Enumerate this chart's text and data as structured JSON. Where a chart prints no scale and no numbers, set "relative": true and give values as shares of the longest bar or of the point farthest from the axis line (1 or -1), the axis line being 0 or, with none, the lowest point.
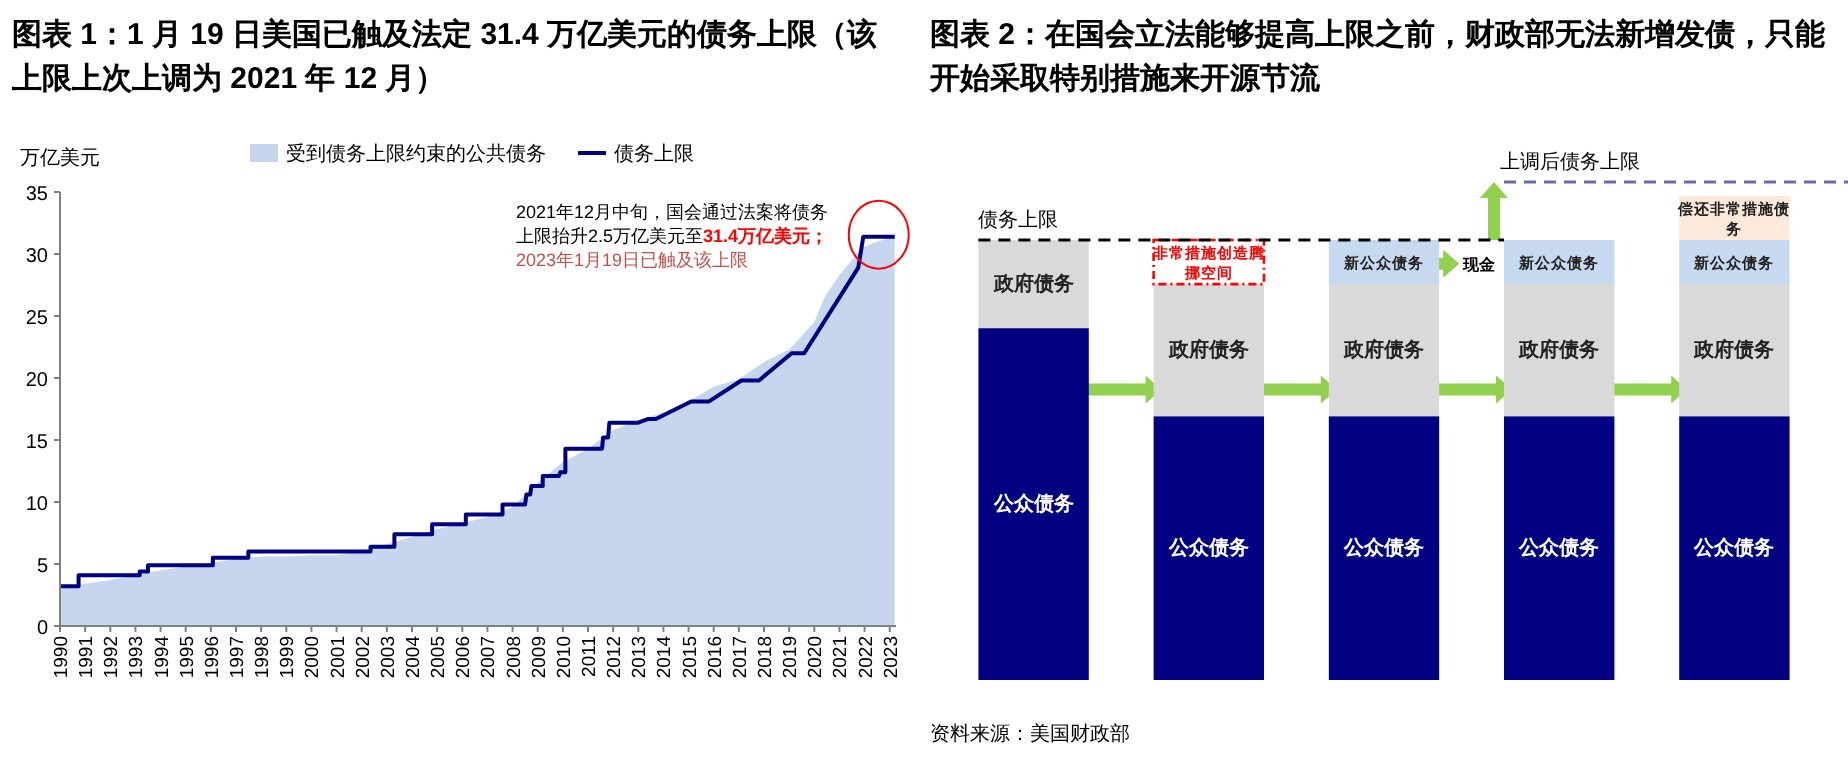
{
  "chart_data": [
    {
      "type": "line",
      "title": "图表 1：1 月 19 日美国已触及法定 31.4 万亿美元的债务上限（该上限上次上调为 2021 年 12 月）",
      "ylabel": "万亿美元",
      "legend": "top",
      "xlim": [
        1990,
        2023.25
      ],
      "xticks": [
        1990,
        1991,
        1992,
        1993,
        1994,
        1995,
        1996,
        1997,
        1998,
        1999,
        2000,
        2001,
        2002,
        2003,
        2004,
        2005,
        2006,
        2007,
        2008,
        2009,
        2010,
        2011,
        2012,
        2013,
        2014,
        2015,
        2016,
        2017,
        2018,
        2019,
        2020,
        2021,
        2022,
        2023
      ],
      "ylim": [
        0,
        35
      ],
      "yticks": [
        0,
        5,
        10,
        15,
        20,
        25,
        30,
        35
      ],
      "series": [
        {
          "type": "area",
          "name": "受到债务上限约束的公共债务",
          "color": "#c6d6ee",
          "x": [
            1990,
            1991,
            1992,
            1993,
            1994,
            1995,
            1996,
            1997,
            1998,
            1999,
            2000,
            2001,
            2002,
            2003,
            2004,
            2005,
            2006,
            2007,
            2008,
            2009,
            2010,
            2011,
            2012,
            2013,
            2014,
            2015,
            2016,
            2017,
            2018,
            2019,
            2020,
            2020.4,
            2021,
            2021.9,
            2022.5,
            2023.2
          ],
          "values": [
            3.1,
            3.4,
            3.7,
            4.1,
            4.5,
            4.8,
            5.1,
            5.4,
            5.6,
            5.6,
            5.7,
            5.7,
            6.0,
            6.6,
            7.2,
            7.8,
            8.3,
            8.8,
            9.6,
            11.6,
            13.2,
            14.3,
            15.8,
            16.6,
            17.2,
            18.1,
            19.3,
            19.9,
            21.3,
            22.3,
            24.5,
            26.5,
            28.3,
            30.5,
            31.0,
            31.4
          ]
        },
        {
          "type": "line",
          "name": "债务上限",
          "color": "#000080",
          "x": [
            1990,
            1990.74,
            1990.74,
            1993.17,
            1993.17,
            1993.5,
            1993.5,
            1996.08,
            1996.08,
            1997.49,
            1997.49,
            2002.35,
            2002.35,
            2003.3,
            2003.3,
            2004.8,
            2004.8,
            2006.14,
            2006.14,
            2007.6,
            2007.6,
            2008.5,
            2008.55,
            2008.7,
            2008.75,
            2009.2,
            2009.2,
            2009.84,
            2009.9,
            2010.1,
            2010.1,
            2011.56,
            2011.6,
            2011.8,
            2011.85,
            2013.0,
            2013.4,
            2013.7,
            2015.1,
            2015.8,
            2017.1,
            2017.8,
            2019.1,
            2019.6,
            2021.75,
            2021.95,
            2023.2
          ],
          "values": [
            3.2,
            3.2,
            4.1,
            4.1,
            4.4,
            4.4,
            4.9,
            4.9,
            5.5,
            5.5,
            6.0,
            6.0,
            6.4,
            6.4,
            7.4,
            7.4,
            8.2,
            8.2,
            9.0,
            9.0,
            9.8,
            9.8,
            10.6,
            10.6,
            11.3,
            11.3,
            12.1,
            12.1,
            12.4,
            12.4,
            14.3,
            14.3,
            15.2,
            15.2,
            16.4,
            16.4,
            16.7,
            16.7,
            18.1,
            18.1,
            19.8,
            19.8,
            22.0,
            22.0,
            28.9,
            31.4,
            31.4
          ]
        }
      ],
      "annotations": [
        "2021年12月中旬，国会通过法案将债务上限抬升2.5万亿美元至",
        "31.4万亿美元；2023年1月19日已触及该上限"
      ]
    },
    {
      "type": "bar",
      "stacked": true,
      "relative": true,
      "title": "图表 2：在国会立法能够提高上限之前，财政部无法新增发债，只能开始采取特别措施来开源节流",
      "categories": [
        null,
        null,
        null,
        null,
        null
      ],
      "series": [
        {
          "name": "公众债务",
          "color": "#000080",
          "values": [
            0.727,
            0.545,
            0.545,
            0.545,
            0.545
          ]
        },
        {
          "name": "政府债务",
          "color": "#d9d9d9",
          "values": [
            0.182,
            0.273,
            0.273,
            0.273,
            0.273
          ]
        },
        {
          "name": "非常措施创造腾挪空间",
          "color": "#ff0000",
          "line_style": "dashed",
          "values": [
            null,
            0.091,
            null,
            null,
            null
          ]
        },
        {
          "name": "新公众债务",
          "color": "#c6d9f0",
          "values": [
            null,
            null,
            0.091,
            0.091,
            0.091
          ]
        },
        {
          "name": "偿还非常措施债务",
          "color": "#fde9d9",
          "values": [
            null,
            null,
            null,
            null,
            0.091
          ]
        }
      ],
      "ref_lines": [
        {
          "axis": "y",
          "value": 0.909,
          "label": "债务上限",
          "color": "#000000",
          "line_style": "dashed"
        },
        {
          "axis": "y",
          "value": 1.029,
          "label": "上调后债务上限",
          "color": "#6a6aa8",
          "line_style": "dashed"
        }
      ],
      "annotations": [
        "现金",
        "资料来源：美国财政部"
      ]
    }
  ]
}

———

■ What the exercise asks
Without the pictures, print the records in full, exactly as they appear.

■ Reply to the task
Enumerate this chart's text and data as structured JSON. Where a chart prints no scale and no numbers, set "relative": true and give values as shares of the longest bar or of the point farthest from the axis line (1 or -1), the axis line being 0 or, with none, the lowest point.
{
  "chart_data": [
    {
      "type": "line",
      "title": "图表 1：1 月 19 日美国已触及法定 31.4 万亿美元的债务上限（该上限上次上调为 2021 年 12 月）",
      "ylabel": "万亿美元",
      "legend": "top",
      "xlim": [
        1990,
        2023.25
      ],
      "xticks": [
        1990,
        1991,
        1992,
        1993,
        1994,
        1995,
        1996,
        1997,
        1998,
        1999,
        2000,
        2001,
        2002,
        2003,
        2004,
        2005,
        2006,
        2007,
        2008,
        2009,
        2010,
        2011,
        2012,
        2013,
        2014,
        2015,
        2016,
        2017,
        2018,
        2019,
        2020,
        2021,
        2022,
        2023
      ],
      "ylim": [
        0,
        35
      ],
      "yticks": [
        0,
        5,
        10,
        15,
        20,
        25,
        30,
        35
      ],
      "series": [
        {
          "type": "area",
          "name": "受到债务上限约束的公共债务",
          "color": "#c6d6ee",
          "x": [
            1990,
            1991,
            1992,
            1993,
            1994,
            1995,
            1996,
            1997,
            1998,
            1999,
            2000,
            2001,
            2002,
            2003,
            2004,
            2005,
            2006,
            2007,
            2008,
            2009,
            2010,
            2011,
            2012,
            2013,
            2014,
            2015,
            2016,
            2017,
            2018,
            2019,
            2020,
            2020.4,
            2021,
            2021.9,
            2022.5,
            2023.2
          ],
          "values": [
            3.1,
            3.4,
            3.7,
            4.1,
            4.5,
            4.8,
            5.1,
            5.4,
            5.6,
            5.6,
            5.7,
            5.7,
            6.0,
            6.6,
            7.2,
            7.8,
            8.3,
            8.8,
            9.6,
            11.6,
            13.2,
            14.3,
            15.8,
            16.6,
            17.2,
            18.1,
            19.3,
            19.9,
            21.3,
            22.3,
            24.5,
            26.5,
            28.3,
            30.5,
            31.0,
            31.4
          ]
        },
        {
          "type": "line",
          "name": "债务上限",
          "color": "#000080",
          "x": [
            1990,
            1990.74,
            1990.74,
            1993.17,
            1993.17,
            1993.5,
            1993.5,
            1996.08,
            1996.08,
            1997.49,
            1997.49,
            2002.35,
            2002.35,
            2003.3,
            2003.3,
            2004.8,
            2004.8,
            2006.14,
            2006.14,
            2007.6,
            2007.6,
            2008.5,
            2008.55,
            2008.7,
            2008.75,
            2009.2,
            2009.2,
            2009.84,
            2009.9,
            2010.1,
            2010.1,
            2011.56,
            2011.6,
            2011.8,
            2011.85,
            2013.0,
            2013.4,
            2013.7,
            2015.1,
            2015.8,
            2017.1,
            2017.8,
            2019.1,
            2019.6,
            2021.75,
            2021.95,
            2023.2
          ],
          "values": [
            3.2,
            3.2,
            4.1,
            4.1,
            4.4,
            4.4,
            4.9,
            4.9,
            5.5,
            5.5,
            6.0,
            6.0,
            6.4,
            6.4,
            7.4,
            7.4,
            8.2,
            8.2,
            9.0,
            9.0,
            9.8,
            9.8,
            10.6,
            10.6,
            11.3,
            11.3,
            12.1,
            12.1,
            12.4,
            12.4,
            14.3,
            14.3,
            15.2,
            15.2,
            16.4,
            16.4,
            16.7,
            16.7,
            18.1,
            18.1,
            19.8,
            19.8,
            22.0,
            22.0,
            28.9,
            31.4,
            31.4
          ]
        }
      ],
      "annotations": [
        "2021年12月中旬，国会通过法案将债务上限抬升2.5万亿美元至",
        "31.4万亿美元；2023年1月19日已触及该上限"
      ]
    },
    {
      "type": "bar",
      "stacked": true,
      "relative": true,
      "title": "图表 2：在国会立法能够提高上限之前，财政部无法新增发债，只能开始采取特别措施来开源节流",
      "categories": [
        null,
        null,
        null,
        null,
        null
      ],
      "series": [
        {
          "name": "公众债务",
          "color": "#000080",
          "values": [
            0.727,
            0.545,
            0.545,
            0.545,
            0.545
          ]
        },
        {
          "name": "政府债务",
          "color": "#d9d9d9",
          "values": [
            0.182,
            0.273,
            0.273,
            0.273,
            0.273
          ]
        },
        {
          "name": "非常措施创造腾挪空间",
          "color": "#ff0000",
          "line_style": "dashed",
          "values": [
            null,
            0.091,
            null,
            null,
            null
          ]
        },
        {
          "name": "新公众债务",
          "color": "#c6d9f0",
          "values": [
            null,
            null,
            0.091,
            0.091,
            0.091
          ]
        },
        {
          "name": "偿还非常措施债务",
          "color": "#fde9d9",
          "values": [
            null,
            null,
            null,
            null,
            0.091
          ]
        }
      ],
      "ref_lines": [
        {
          "axis": "y",
          "value": 0.909,
          "label": "债务上限",
          "color": "#000000",
          "line_style": "dashed"
        },
        {
          "axis": "y",
          "value": 1.029,
          "label": "上调后债务上限",
          "color": "#6a6aa8",
          "line_style": "dashed"
        }
      ],
      "annotations": [
        "现金",
        "资料来源：美国财政部"
      ]
    }
  ]
}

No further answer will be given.